• [EXERCISE DIRECTIONS] Here are some records; copy every line that holds the word "screenshot".

• [RECORDS FOR THE EXERCISE]

▬▬▬▬▬▬

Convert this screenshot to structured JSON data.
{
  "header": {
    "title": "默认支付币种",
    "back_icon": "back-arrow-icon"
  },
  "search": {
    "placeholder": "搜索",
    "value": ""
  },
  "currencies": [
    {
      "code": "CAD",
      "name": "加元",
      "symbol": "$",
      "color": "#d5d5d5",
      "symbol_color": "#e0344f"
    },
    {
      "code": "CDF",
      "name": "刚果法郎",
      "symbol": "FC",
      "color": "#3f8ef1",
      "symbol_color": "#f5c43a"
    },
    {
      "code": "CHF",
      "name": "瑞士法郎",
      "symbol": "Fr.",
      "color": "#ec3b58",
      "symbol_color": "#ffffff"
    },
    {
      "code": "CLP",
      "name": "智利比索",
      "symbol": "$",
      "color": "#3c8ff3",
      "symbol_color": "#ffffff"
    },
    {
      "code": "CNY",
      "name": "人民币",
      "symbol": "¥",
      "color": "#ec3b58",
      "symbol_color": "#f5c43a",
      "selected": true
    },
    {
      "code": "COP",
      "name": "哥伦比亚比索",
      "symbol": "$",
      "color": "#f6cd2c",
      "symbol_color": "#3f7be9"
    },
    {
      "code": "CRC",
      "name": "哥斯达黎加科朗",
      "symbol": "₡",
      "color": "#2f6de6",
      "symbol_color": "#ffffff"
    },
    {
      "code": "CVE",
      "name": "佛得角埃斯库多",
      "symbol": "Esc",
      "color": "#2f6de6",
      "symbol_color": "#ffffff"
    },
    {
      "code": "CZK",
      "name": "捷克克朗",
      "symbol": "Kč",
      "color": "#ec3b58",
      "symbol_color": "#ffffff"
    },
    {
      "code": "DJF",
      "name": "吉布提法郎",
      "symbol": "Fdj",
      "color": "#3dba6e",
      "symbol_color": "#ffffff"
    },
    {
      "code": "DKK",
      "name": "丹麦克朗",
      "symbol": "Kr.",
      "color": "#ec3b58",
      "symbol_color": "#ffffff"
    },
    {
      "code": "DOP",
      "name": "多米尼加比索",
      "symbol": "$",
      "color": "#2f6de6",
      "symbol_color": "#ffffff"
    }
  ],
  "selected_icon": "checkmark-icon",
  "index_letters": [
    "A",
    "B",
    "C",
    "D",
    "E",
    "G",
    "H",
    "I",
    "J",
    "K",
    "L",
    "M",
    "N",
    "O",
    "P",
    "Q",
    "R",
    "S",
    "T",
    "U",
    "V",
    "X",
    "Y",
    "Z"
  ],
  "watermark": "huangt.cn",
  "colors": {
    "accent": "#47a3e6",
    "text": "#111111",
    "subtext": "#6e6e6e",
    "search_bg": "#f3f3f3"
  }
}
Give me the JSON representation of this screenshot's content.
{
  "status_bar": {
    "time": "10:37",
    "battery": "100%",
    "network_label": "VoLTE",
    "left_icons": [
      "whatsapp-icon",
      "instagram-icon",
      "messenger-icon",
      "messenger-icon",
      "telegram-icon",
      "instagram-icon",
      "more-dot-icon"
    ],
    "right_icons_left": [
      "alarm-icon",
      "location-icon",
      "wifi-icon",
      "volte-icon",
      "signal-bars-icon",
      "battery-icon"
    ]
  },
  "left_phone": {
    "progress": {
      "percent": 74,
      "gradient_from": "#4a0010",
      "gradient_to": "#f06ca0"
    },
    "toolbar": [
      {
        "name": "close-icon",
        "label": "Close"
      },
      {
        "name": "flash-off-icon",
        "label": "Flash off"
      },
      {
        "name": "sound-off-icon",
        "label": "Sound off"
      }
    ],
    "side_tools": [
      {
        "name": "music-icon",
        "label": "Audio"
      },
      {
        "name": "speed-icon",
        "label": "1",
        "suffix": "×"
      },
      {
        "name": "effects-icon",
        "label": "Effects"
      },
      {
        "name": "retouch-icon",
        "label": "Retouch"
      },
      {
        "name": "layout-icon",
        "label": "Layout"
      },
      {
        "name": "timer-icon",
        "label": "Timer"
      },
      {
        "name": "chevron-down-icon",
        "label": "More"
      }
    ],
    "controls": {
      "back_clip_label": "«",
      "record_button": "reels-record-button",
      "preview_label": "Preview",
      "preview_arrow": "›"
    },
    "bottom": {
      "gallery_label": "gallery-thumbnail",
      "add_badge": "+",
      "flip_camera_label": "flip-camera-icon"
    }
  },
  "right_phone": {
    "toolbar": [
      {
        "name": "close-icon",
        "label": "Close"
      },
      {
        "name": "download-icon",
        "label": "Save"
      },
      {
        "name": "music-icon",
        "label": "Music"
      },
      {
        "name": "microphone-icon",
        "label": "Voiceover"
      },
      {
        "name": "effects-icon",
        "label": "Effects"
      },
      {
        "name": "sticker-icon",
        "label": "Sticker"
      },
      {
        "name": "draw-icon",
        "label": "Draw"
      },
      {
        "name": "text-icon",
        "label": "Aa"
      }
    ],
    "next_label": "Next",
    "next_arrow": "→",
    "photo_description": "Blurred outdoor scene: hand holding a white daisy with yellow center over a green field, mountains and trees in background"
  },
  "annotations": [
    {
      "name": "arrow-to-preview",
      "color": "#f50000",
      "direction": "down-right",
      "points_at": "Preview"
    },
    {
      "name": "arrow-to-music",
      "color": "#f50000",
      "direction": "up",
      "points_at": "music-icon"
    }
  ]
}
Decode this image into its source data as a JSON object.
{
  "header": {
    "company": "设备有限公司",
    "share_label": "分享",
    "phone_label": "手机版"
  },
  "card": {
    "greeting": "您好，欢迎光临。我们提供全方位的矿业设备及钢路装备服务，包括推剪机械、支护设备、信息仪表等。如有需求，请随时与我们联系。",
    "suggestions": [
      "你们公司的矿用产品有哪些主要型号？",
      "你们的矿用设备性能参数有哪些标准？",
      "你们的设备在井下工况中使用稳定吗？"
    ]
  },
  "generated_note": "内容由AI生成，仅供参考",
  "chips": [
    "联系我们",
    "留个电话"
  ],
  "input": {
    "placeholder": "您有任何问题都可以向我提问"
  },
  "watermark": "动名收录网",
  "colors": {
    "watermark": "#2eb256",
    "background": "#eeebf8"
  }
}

▬▬▬▬▬▬

• [SOLUTION FOR THIS EXERCISE]
Convert this screenshot to structured JSON data.
Give me the JSON representation of this screenshot's content.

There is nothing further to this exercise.